Start of Material supplied

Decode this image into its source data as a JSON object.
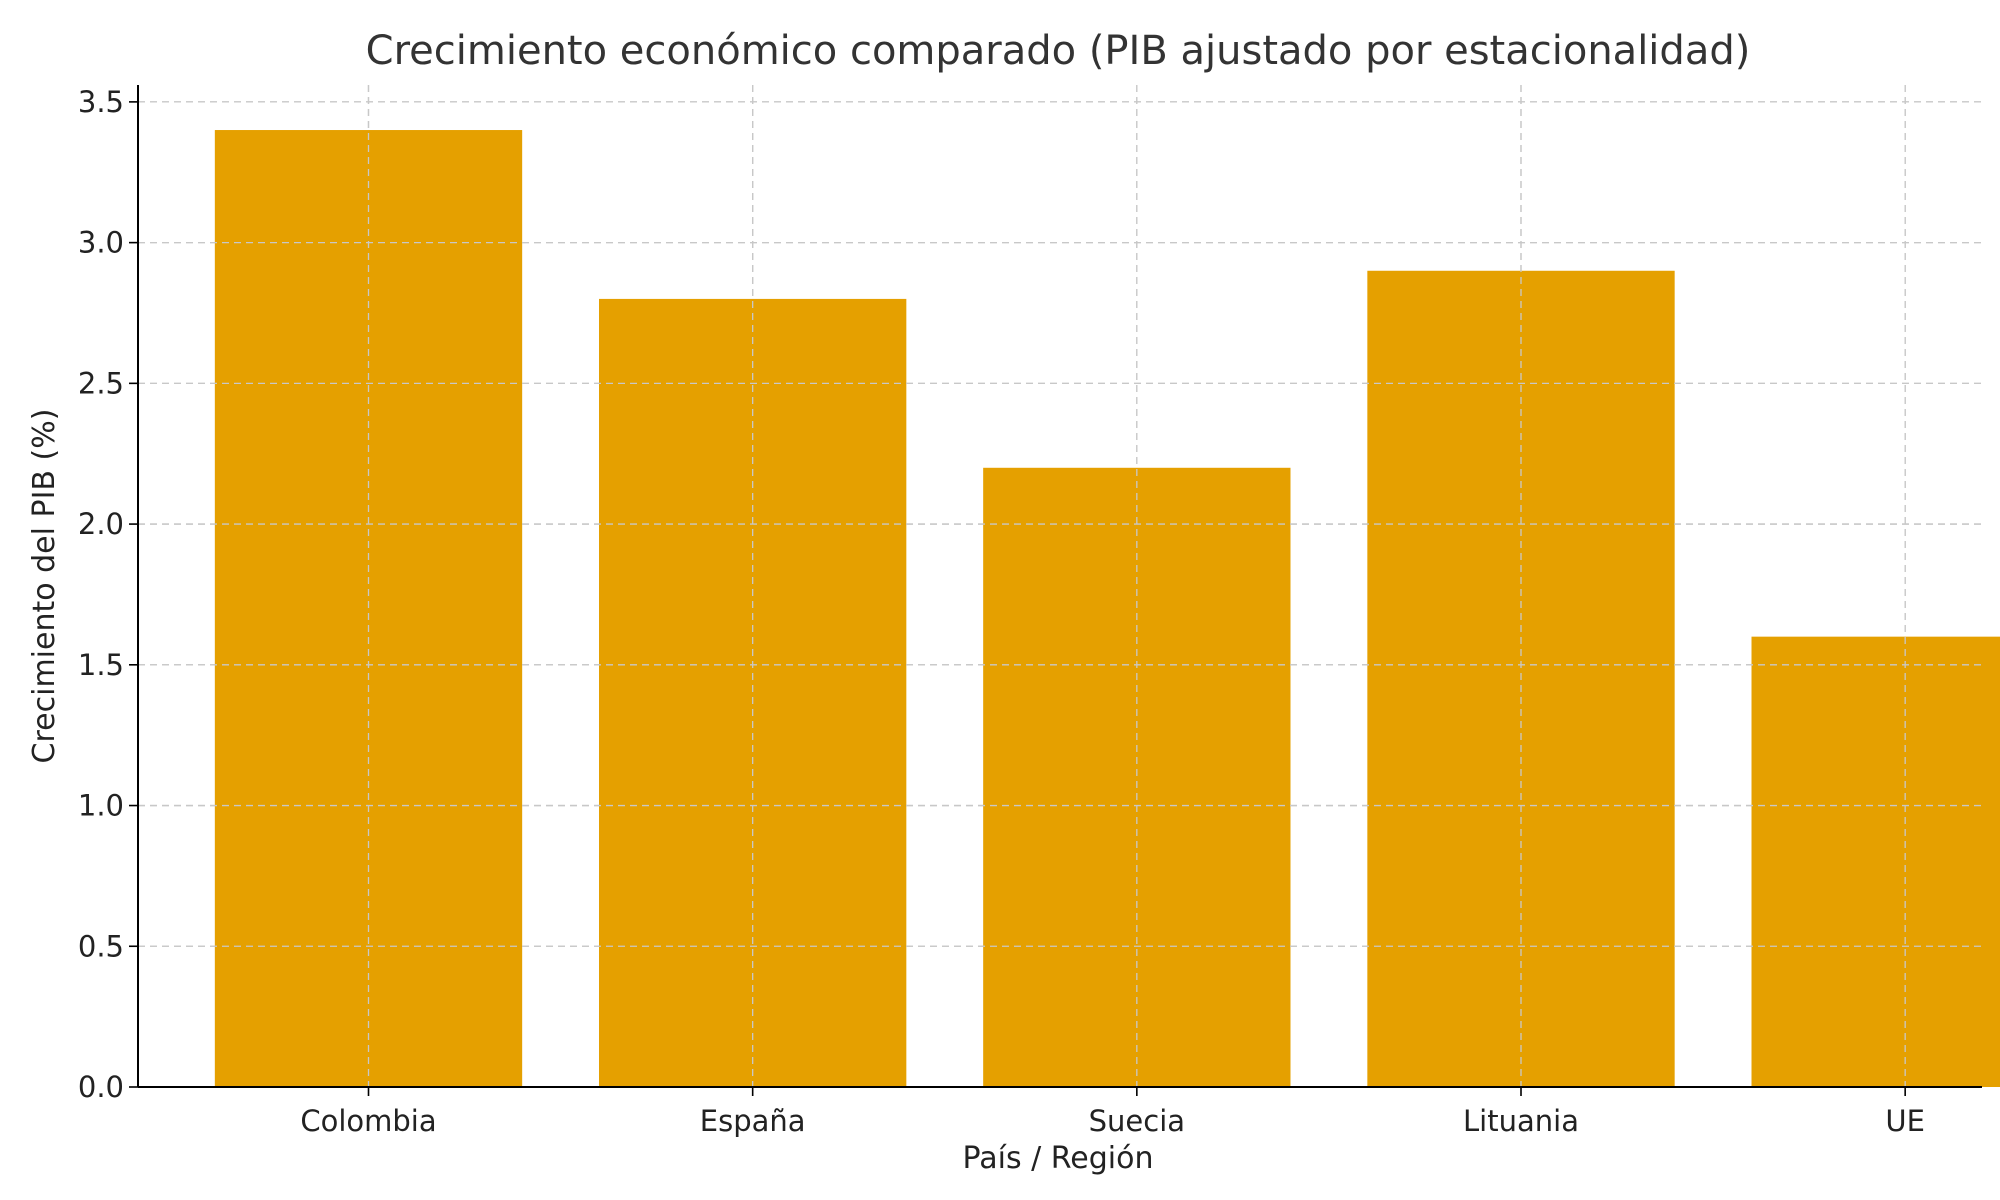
{
  "chart_data": {
    "type": "bar",
    "title": "Crecimiento económico comparado (PIB ajustado por estacionalidad)",
    "xlabel": "País / Región",
    "ylabel": "Crecimiento del PIB (%)",
    "categories": [
      "Colombia",
      "España",
      "Suecia",
      "Lituania",
      "UE"
    ],
    "values": [
      3.4,
      2.8,
      2.2,
      2.9,
      1.6
    ],
    "ylim": [
      0,
      3.56
    ],
    "yticks": [
      "0.0",
      "0.5",
      "1.0",
      "1.5",
      "2.0",
      "2.5",
      "3.0",
      "3.5"
    ],
    "grid": true,
    "colors": {
      "bar": "#E5A000"
    }
  }
}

End of Material supplied

Given task:
Without the pictures, print the whole listing exactly as given.

Complete output:
Decode this image into its source data as a JSON object.
{
  "chart_data": {
    "type": "bar",
    "title": "Crecimiento económico comparado (PIB ajustado por estacionalidad)",
    "xlabel": "País / Región",
    "ylabel": "Crecimiento del PIB (%)",
    "categories": [
      "Colombia",
      "España",
      "Suecia",
      "Lituania",
      "UE"
    ],
    "values": [
      3.4,
      2.8,
      2.2,
      2.9,
      1.6
    ],
    "ylim": [
      0,
      3.56
    ],
    "yticks": [
      "0.0",
      "0.5",
      "1.0",
      "1.5",
      "2.0",
      "2.5",
      "3.0",
      "3.5"
    ],
    "grid": true,
    "colors": {
      "bar": "#E5A000"
    }
  }
}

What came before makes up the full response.